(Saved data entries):
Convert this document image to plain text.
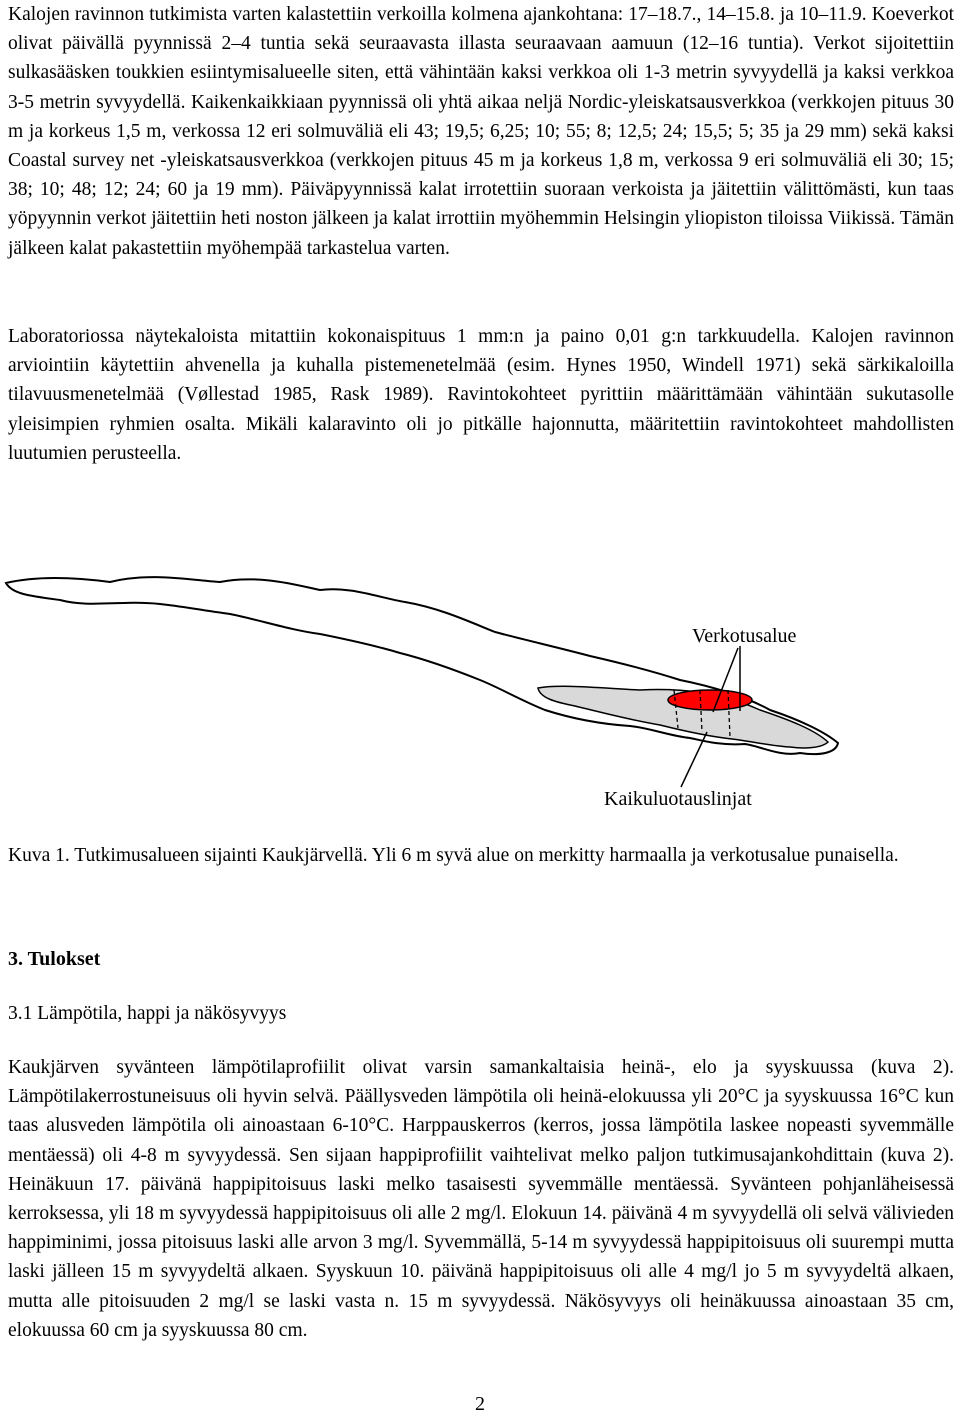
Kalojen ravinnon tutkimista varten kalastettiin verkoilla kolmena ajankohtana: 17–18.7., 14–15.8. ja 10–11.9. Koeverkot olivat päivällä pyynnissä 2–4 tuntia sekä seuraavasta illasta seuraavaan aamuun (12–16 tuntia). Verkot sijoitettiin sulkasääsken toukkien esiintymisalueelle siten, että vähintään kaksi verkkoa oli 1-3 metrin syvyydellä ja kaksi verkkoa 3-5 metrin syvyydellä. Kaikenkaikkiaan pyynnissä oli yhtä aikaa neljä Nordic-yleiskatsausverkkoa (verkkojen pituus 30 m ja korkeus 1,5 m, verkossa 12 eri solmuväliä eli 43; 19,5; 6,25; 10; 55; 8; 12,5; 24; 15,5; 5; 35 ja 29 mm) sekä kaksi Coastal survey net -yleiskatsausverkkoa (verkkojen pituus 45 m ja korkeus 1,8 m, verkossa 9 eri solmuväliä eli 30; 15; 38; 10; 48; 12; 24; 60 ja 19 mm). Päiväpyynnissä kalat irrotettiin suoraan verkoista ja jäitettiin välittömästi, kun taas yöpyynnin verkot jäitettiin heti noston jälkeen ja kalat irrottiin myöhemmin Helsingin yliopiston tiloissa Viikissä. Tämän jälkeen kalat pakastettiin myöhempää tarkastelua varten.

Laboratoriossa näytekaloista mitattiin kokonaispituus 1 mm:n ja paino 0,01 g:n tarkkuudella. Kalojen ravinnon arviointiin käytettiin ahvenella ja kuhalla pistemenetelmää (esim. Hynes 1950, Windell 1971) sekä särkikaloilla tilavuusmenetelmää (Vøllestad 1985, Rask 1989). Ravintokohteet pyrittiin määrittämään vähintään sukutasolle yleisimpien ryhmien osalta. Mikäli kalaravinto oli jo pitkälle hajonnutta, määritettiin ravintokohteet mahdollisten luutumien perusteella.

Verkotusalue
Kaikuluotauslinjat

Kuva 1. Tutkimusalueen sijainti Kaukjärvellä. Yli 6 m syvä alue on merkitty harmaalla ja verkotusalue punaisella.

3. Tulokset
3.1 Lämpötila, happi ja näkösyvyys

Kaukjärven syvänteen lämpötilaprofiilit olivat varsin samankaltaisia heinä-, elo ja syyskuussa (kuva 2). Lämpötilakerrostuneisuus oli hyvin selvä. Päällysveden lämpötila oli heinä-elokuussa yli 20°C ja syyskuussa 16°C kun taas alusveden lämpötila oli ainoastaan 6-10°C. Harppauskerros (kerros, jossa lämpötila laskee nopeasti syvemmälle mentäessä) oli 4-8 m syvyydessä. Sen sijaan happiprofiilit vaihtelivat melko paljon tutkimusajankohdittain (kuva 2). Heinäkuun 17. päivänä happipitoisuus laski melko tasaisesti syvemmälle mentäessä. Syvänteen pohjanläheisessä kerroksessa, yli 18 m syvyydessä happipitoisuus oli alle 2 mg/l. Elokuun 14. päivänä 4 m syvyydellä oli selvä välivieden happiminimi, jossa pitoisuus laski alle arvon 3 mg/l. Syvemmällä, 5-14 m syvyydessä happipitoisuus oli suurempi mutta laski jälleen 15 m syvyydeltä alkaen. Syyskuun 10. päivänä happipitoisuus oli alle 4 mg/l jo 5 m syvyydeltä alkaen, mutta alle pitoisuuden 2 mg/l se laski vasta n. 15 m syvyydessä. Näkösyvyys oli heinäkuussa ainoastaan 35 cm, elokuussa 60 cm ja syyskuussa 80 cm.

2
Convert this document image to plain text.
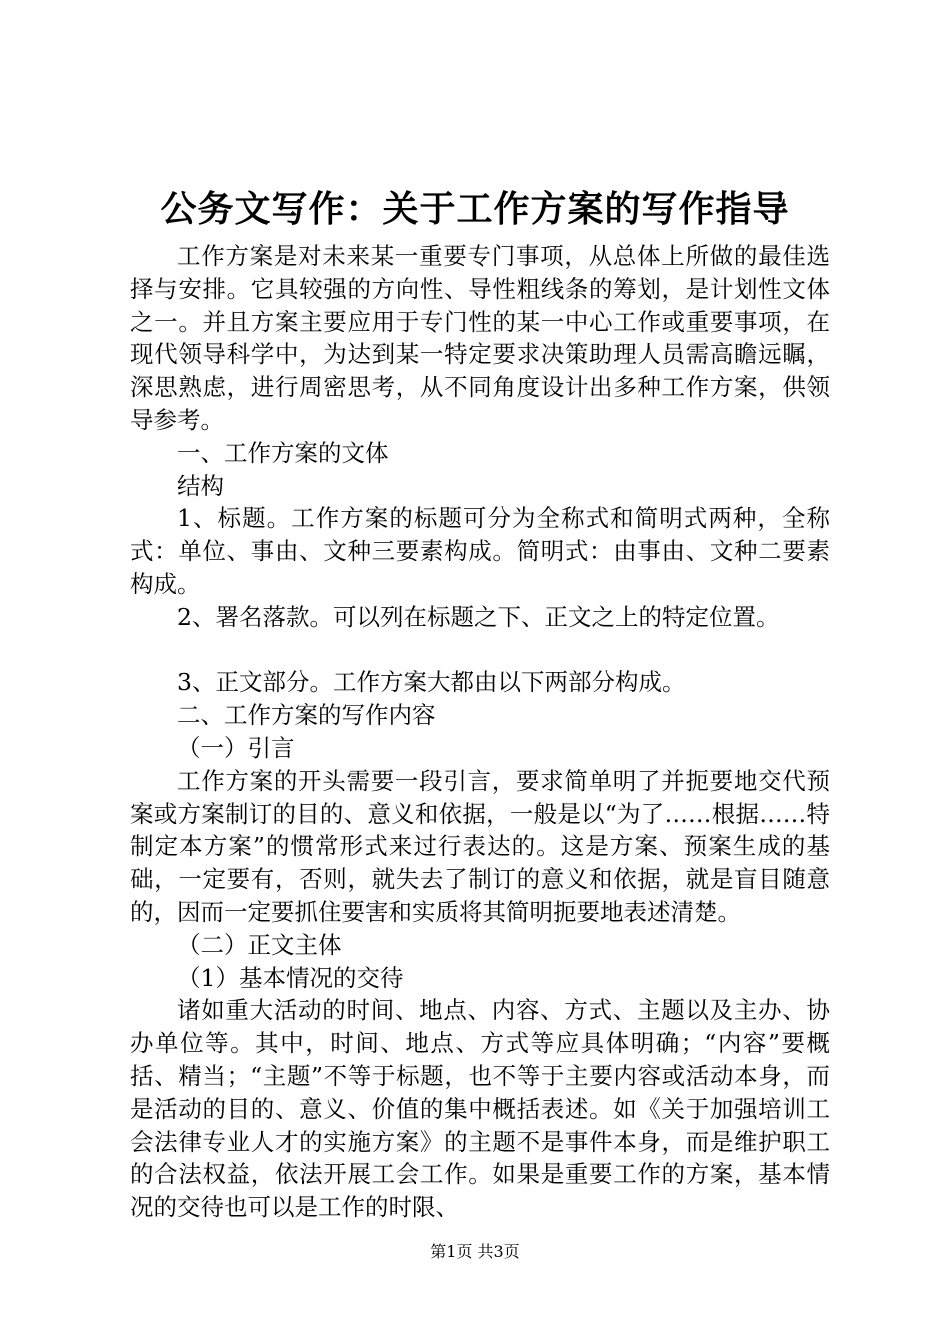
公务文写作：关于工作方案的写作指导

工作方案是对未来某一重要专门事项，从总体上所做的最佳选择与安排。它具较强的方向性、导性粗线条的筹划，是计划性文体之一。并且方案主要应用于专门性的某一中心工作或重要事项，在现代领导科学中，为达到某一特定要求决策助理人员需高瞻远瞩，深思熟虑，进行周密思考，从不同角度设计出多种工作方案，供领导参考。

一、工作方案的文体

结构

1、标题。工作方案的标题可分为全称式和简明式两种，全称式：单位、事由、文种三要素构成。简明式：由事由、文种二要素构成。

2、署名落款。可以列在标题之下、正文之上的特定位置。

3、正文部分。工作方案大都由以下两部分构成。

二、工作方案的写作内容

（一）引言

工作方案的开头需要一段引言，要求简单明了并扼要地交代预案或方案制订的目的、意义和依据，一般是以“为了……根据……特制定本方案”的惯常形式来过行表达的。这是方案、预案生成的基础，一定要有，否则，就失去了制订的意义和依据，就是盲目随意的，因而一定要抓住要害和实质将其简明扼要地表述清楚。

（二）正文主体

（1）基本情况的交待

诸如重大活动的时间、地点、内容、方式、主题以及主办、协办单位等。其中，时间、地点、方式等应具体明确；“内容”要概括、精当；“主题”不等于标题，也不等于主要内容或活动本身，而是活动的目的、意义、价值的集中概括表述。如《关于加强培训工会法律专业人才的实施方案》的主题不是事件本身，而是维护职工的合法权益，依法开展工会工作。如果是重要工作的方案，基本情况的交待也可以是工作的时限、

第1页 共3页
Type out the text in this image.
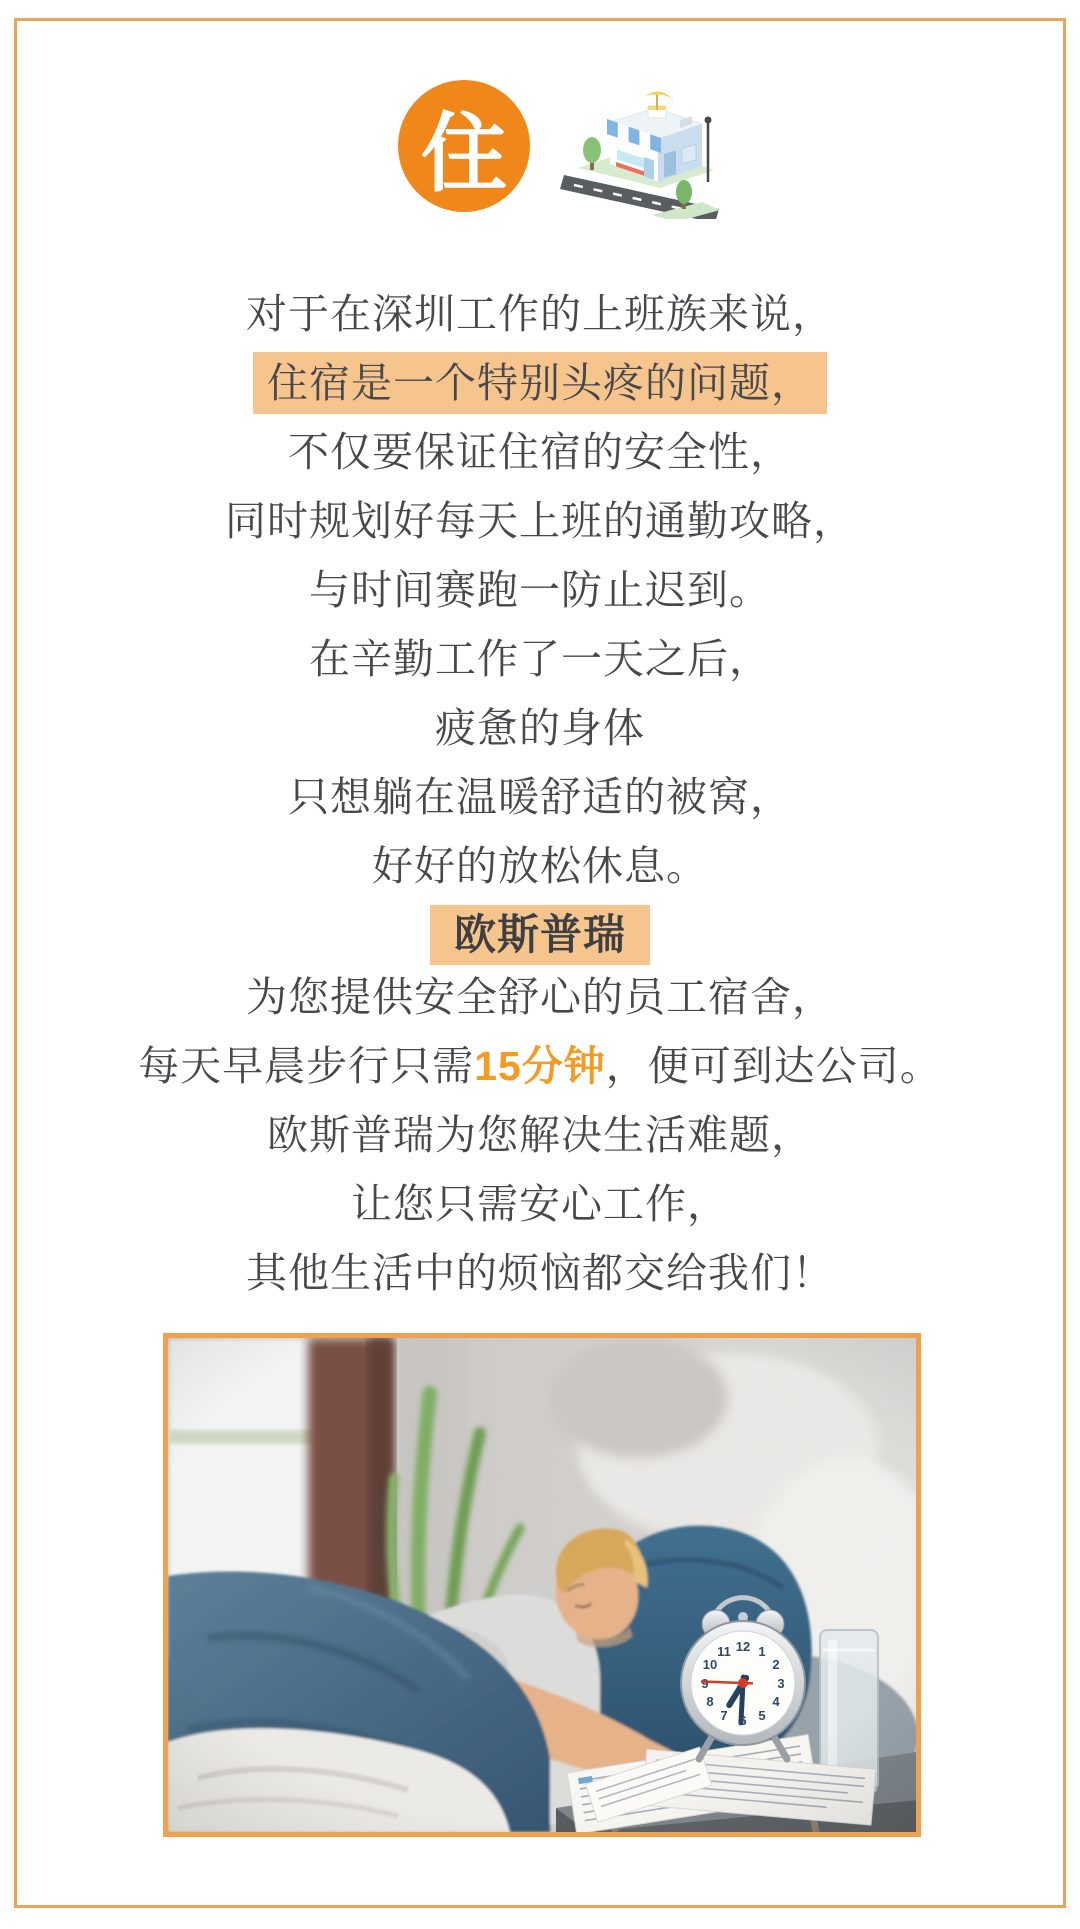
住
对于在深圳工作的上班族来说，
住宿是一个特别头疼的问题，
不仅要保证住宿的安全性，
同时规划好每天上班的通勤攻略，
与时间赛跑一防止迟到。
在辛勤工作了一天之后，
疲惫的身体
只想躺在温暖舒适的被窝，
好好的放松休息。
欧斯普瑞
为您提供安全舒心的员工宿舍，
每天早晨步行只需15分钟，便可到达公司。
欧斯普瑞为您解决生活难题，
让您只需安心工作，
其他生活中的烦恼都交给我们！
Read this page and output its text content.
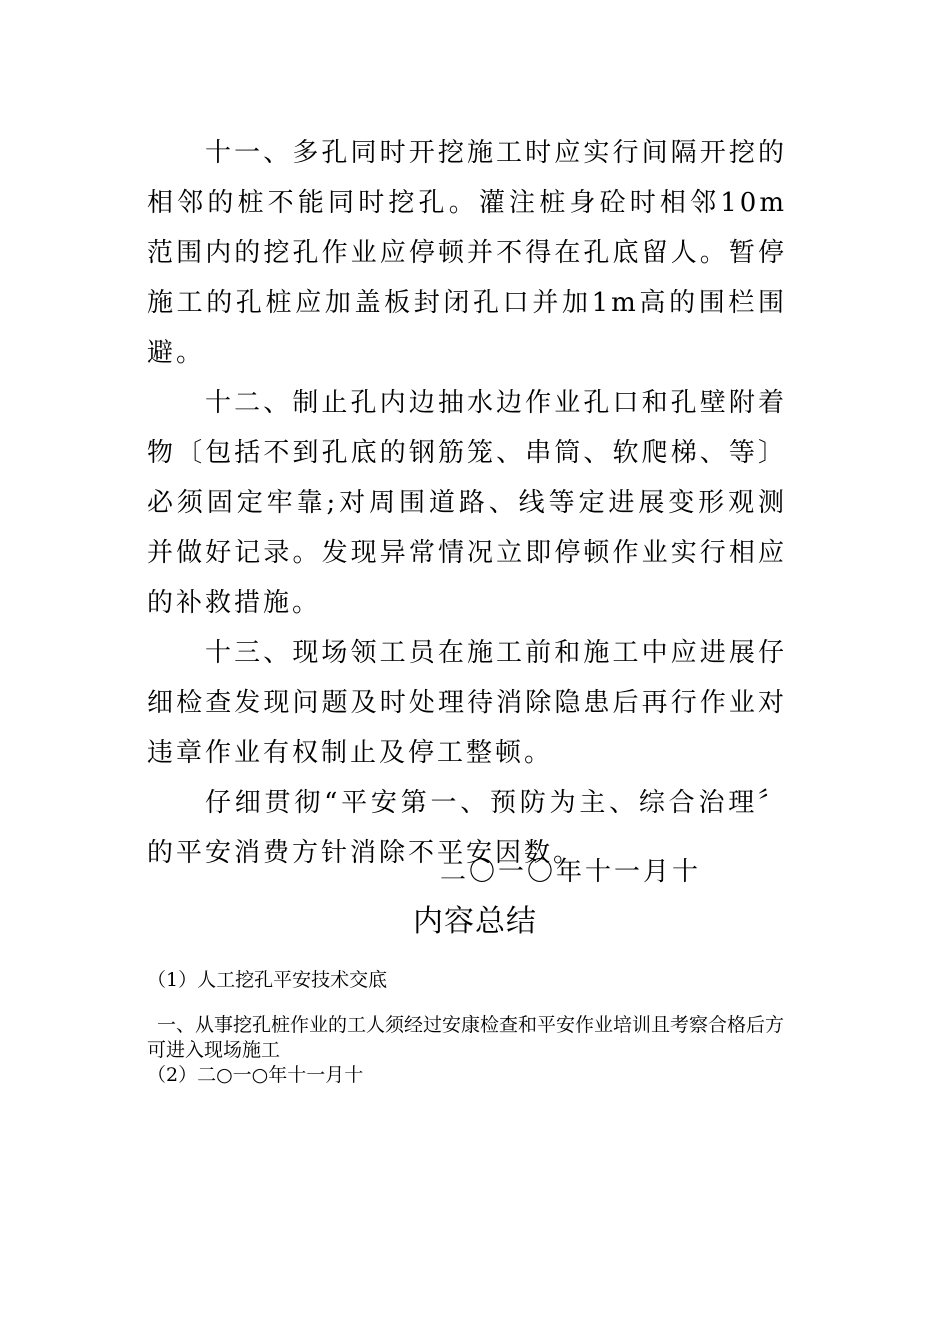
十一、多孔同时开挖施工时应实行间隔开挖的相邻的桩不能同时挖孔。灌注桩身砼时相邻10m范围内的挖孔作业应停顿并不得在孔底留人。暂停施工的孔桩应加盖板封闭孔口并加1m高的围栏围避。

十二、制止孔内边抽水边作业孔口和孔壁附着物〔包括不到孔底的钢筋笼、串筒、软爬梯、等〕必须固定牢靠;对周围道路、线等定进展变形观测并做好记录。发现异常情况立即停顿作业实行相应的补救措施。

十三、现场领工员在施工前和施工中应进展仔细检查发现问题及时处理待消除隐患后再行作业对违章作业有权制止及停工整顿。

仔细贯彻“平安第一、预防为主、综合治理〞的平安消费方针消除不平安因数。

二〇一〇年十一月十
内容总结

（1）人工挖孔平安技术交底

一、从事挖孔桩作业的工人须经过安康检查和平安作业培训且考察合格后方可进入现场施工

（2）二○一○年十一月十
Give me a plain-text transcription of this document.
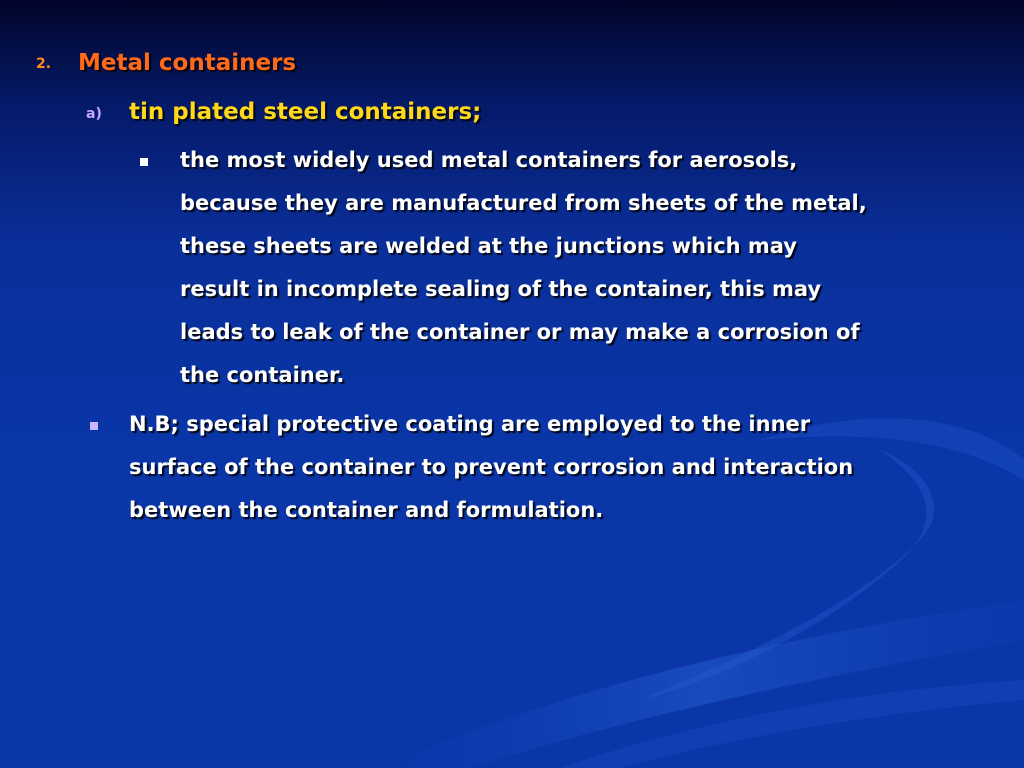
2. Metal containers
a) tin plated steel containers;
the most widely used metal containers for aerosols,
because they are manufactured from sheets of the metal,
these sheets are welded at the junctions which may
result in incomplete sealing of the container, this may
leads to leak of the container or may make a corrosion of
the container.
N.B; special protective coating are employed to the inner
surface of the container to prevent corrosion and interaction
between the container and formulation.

(Set exercise): Write the number of lines containing the word "corrosion" and nothing besides it.

(Result for this task): 2